PROVIDED RECORDS -
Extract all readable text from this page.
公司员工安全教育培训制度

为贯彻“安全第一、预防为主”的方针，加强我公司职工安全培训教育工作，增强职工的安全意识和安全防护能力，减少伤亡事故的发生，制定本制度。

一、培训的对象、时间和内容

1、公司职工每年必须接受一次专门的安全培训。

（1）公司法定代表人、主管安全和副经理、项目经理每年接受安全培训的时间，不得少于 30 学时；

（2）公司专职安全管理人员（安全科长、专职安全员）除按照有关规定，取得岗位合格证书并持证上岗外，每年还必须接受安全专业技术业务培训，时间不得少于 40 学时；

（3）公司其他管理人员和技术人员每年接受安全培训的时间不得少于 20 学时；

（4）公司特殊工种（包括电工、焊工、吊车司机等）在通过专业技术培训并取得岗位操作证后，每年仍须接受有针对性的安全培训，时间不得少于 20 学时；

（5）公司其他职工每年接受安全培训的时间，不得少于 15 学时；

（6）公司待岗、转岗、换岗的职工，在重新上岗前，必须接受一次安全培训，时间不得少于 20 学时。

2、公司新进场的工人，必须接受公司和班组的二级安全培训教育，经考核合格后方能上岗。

WRITTEN REQUEST - From the first line to the last, retype the data exactly.

WRITTEN SOLUTION -
Extract all readable text from this page.
公司员工安全教育培训制度

为贯彻“安全第一、预防为主”的方针，加强我公司职工安全培训教育工作，增强职工的安全意识和安全防护能力，减少伤亡事故的发生，制定本制度。

一、培训的对象、时间和内容

1、公司职工每年必须接受一次专门的安全培训。

（1）公司法定代表人、主管安全和副经理、项目经理每年接受安全培训的时间，不得少于 30 学时；

（2）公司专职安全管理人员（安全科长、专职安全员）除按照有关规定，取得岗位合格证书并持证上岗外，每年还必须接受安全专业技术业务培训，时间不得少于 40 学时；

（3）公司其他管理人员和技术人员每年接受安全培训的时间不得少于 20 学时；

（4）公司特殊工种（包括电工、焊工、吊车司机等）在通过专业技术培训并取得岗位操作证后，每年仍须接受有针对性的安全培训，时间不得少于 20 学时；

（5）公司其他职工每年接受安全培训的时间，不得少于 15 学时；

（6）公司待岗、转岗、换岗的职工，在重新上岗前，必须接受一次安全培训，时间不得少于 20 学时。

2、公司新进场的工人，必须接受公司和班组的二级安全培训教育，经考核合格后方能上岗。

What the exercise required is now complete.